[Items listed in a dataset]
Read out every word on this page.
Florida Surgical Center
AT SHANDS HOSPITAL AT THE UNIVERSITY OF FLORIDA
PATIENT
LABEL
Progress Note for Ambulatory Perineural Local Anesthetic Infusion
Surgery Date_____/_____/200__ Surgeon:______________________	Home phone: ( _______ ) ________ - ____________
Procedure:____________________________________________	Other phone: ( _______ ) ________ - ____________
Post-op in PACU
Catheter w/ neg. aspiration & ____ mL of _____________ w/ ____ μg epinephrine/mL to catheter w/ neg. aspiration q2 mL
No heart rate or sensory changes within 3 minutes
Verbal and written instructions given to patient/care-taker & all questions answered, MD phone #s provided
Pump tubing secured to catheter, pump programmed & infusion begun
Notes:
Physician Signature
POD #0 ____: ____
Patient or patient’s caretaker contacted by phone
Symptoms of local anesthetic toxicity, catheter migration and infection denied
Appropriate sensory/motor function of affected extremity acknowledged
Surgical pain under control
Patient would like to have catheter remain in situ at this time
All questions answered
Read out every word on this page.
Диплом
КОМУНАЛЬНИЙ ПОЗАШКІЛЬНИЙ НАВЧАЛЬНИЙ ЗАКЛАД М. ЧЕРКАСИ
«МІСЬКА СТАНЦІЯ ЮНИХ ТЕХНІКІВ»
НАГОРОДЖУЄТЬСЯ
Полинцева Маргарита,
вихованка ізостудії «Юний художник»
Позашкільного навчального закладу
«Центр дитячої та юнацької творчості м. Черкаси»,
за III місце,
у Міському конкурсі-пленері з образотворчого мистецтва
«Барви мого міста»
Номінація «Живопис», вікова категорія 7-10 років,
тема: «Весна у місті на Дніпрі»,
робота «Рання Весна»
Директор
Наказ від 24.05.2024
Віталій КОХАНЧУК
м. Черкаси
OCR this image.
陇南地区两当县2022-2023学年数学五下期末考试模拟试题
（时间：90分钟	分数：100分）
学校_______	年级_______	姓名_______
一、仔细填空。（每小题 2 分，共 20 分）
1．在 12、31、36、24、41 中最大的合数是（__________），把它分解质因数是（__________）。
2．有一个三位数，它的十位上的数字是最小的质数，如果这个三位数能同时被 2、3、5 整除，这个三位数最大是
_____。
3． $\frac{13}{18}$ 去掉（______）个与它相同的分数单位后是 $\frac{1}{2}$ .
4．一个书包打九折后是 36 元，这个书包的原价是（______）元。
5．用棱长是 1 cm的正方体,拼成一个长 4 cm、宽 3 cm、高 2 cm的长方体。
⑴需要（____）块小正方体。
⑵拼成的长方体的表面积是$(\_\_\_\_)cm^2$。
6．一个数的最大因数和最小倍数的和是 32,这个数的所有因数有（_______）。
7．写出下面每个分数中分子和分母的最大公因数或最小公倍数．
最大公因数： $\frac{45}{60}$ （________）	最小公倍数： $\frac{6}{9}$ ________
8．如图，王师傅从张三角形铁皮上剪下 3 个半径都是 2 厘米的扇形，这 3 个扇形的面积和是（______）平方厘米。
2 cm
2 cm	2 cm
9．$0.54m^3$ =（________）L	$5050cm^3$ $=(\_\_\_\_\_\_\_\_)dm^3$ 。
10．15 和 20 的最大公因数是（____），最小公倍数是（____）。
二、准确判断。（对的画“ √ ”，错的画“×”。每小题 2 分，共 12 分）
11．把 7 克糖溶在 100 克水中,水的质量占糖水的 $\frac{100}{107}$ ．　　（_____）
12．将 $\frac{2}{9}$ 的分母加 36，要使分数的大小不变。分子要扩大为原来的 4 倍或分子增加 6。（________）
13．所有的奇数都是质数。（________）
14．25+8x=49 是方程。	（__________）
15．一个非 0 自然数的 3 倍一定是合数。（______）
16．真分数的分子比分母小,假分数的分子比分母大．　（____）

Work to complete: Find the line with "OCR this image." in the listing above, then write out that line and each remaining line exactly, with no other text.

Completed task:
OCR this image.
陇南地区两当县2022-2023学年数学五下期末考试模拟试题
（时间：90分钟	分数：100分）
学校_______	年级_______	姓名_______
一、仔细填空。（每小题 2 分，共 20 分）
1．在 12、31、36、24、41 中最大的合数是（__________），把它分解质因数是（__________）。
2．有一个三位数，它的十位上的数字是最小的质数，如果这个三位数能同时被 2、3、5 整除，这个三位数最大是
_____。
3． $\frac{13}{18}$ 去掉（______）个与它相同的分数单位后是 $\frac{1}{2}$ .
4．一个书包打九折后是 36 元，这个书包的原价是（______）元。
5．用棱长是 1 cm的正方体,拼成一个长 4 cm、宽 3 cm、高 2 cm的长方体。
⑴需要（____）块小正方体。
⑵拼成的长方体的表面积是$(\_\_\_\_)cm^2$。
6．一个数的最大因数和最小倍数的和是 32,这个数的所有因数有（_______）。
7．写出下面每个分数中分子和分母的最大公因数或最小公倍数．
最大公因数： $\frac{45}{60}$ （________）	最小公倍数： $\frac{6}{9}$ ________
8．如图，王师傅从张三角形铁皮上剪下 3 个半径都是 2 厘米的扇形，这 3 个扇形的面积和是（______）平方厘米。
2 cm
2 cm	2 cm
9．$0.54m^3$ =（________）L	$5050cm^3$ $=(\_\_\_\_\_\_\_\_)dm^3$ 。
10．15 和 20 的最大公因数是（____），最小公倍数是（____）。
二、准确判断。（对的画“ √ ”，错的画“×”。每小题 2 分，共 12 分）
11．把 7 克糖溶在 100 克水中,水的质量占糖水的 $\frac{100}{107}$ ．　　（_____）
12．将 $\frac{2}{9}$ 的分母加 36，要使分数的大小不变。分子要扩大为原来的 4 倍或分子增加 6。（________）
13．所有的奇数都是质数。（________）
14．25+8x=49 是方程。	（__________）
15．一个非 0 自然数的 3 倍一定是合数。（______）
16．真分数的分子比分母小,假分数的分子比分母大．　（____）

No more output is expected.